▸ Do this:
Read the lines below. Copy out any that hold the string "before".

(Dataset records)
________________
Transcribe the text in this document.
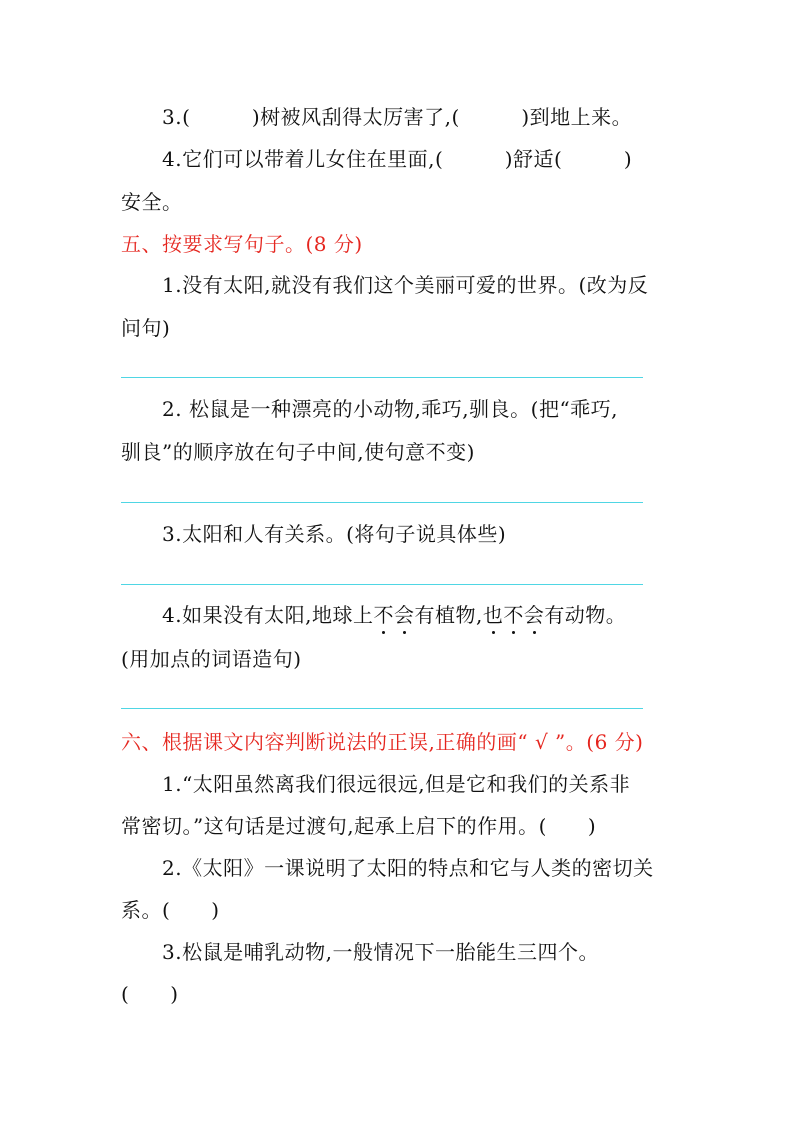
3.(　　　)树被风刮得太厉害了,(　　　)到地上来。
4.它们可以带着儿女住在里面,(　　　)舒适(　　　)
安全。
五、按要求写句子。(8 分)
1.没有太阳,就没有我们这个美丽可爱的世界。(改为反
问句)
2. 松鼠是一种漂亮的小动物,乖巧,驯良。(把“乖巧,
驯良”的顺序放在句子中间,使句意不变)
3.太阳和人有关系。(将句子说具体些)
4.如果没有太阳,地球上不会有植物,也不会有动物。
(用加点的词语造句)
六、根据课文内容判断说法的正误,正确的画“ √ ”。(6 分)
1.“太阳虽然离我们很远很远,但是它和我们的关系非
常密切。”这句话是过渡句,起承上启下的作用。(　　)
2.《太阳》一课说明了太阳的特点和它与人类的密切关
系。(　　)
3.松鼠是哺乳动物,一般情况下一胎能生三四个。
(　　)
________________
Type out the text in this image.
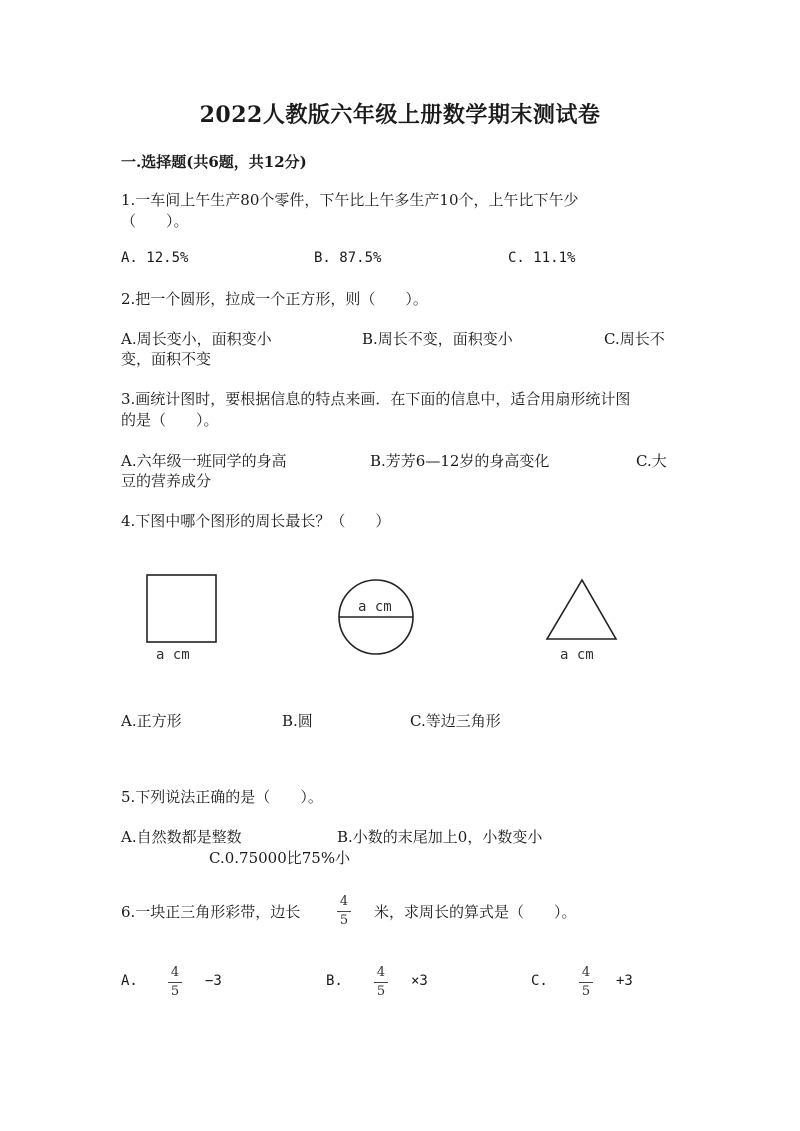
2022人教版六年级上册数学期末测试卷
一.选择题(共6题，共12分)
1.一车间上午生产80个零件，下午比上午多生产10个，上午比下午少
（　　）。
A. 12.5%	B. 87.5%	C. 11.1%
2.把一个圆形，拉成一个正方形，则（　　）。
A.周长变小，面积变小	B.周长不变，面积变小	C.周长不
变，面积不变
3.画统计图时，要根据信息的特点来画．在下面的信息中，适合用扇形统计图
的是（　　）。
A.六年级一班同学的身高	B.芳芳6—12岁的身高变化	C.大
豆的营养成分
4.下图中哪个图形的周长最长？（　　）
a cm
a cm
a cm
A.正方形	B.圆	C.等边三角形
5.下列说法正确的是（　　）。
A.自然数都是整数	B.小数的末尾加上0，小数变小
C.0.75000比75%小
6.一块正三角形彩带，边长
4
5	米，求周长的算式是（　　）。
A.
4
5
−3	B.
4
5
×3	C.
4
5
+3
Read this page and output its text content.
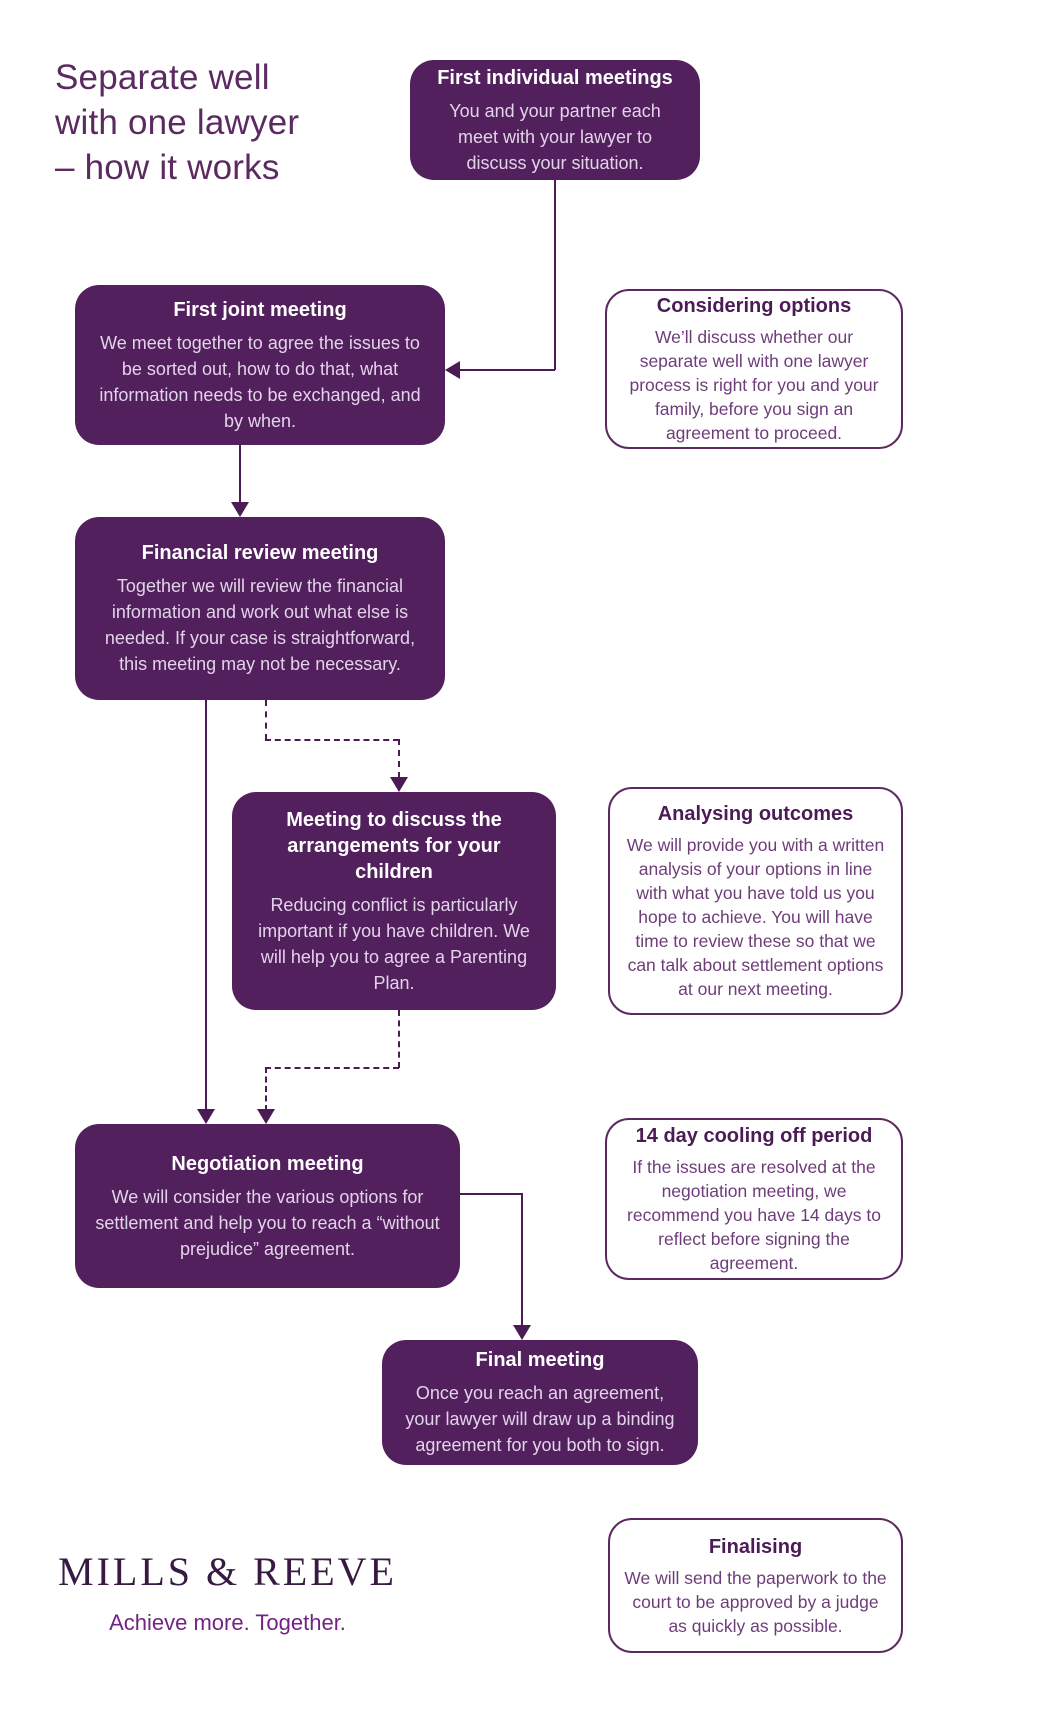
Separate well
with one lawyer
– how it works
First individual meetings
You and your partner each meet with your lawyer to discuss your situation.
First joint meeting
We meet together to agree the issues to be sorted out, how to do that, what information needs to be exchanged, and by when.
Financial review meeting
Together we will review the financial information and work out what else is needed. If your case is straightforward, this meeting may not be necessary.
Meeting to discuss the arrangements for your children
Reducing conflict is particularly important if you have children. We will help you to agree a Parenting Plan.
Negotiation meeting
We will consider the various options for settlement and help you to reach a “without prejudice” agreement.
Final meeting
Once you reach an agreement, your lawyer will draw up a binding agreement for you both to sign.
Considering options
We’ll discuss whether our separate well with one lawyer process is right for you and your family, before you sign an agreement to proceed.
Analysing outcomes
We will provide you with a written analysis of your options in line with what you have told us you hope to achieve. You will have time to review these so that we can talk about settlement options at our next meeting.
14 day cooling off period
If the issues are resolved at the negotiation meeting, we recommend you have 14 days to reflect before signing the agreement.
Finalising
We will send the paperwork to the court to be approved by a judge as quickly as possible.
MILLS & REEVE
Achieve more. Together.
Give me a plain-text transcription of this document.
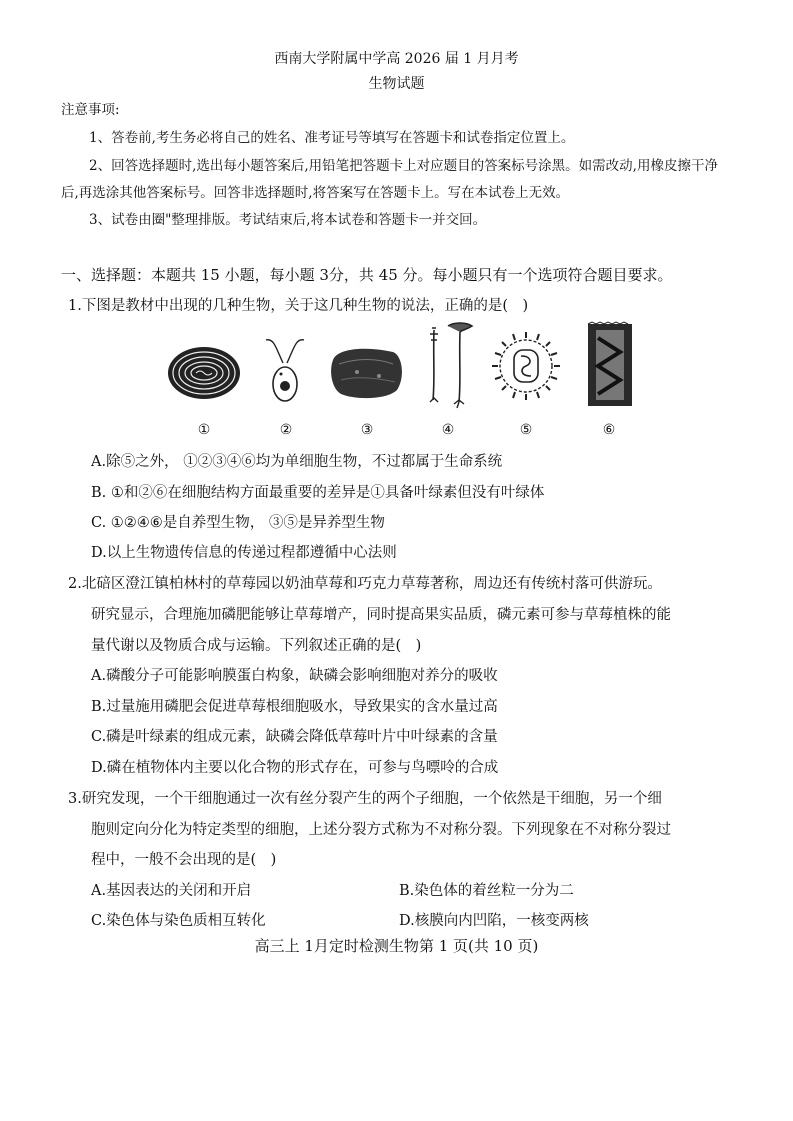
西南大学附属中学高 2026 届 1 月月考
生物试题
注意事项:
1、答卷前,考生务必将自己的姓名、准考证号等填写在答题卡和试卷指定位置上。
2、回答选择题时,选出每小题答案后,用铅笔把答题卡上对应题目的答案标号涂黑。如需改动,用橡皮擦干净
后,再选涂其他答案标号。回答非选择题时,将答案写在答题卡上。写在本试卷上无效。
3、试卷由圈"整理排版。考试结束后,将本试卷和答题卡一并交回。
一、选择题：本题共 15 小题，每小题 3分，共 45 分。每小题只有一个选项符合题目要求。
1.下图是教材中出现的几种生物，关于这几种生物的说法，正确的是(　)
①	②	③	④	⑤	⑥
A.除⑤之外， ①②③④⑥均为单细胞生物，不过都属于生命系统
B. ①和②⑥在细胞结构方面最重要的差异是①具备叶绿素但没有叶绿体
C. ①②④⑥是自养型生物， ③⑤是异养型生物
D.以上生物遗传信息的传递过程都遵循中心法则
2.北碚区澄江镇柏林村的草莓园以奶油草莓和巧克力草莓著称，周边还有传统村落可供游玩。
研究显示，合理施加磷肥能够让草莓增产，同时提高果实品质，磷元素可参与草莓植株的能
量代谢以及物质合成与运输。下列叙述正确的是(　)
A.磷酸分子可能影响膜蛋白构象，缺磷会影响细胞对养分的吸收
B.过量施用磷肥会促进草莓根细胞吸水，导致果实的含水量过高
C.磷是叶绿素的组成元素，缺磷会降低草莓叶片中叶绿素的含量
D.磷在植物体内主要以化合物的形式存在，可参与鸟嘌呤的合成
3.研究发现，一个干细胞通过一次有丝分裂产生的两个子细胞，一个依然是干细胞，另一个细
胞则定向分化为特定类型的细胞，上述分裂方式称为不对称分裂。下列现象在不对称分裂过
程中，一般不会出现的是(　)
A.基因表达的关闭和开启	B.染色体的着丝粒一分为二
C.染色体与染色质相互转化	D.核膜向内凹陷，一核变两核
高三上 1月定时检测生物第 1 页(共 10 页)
________________
▸ Solution to this problem:
We’ll discuss whether our separate well with one lawyer process is right for you and your family, before you sign an agreement to proceed.
If the issues are resolved at the negotiation meeting, we recommend you have 14 days to reflect before signing the agreement.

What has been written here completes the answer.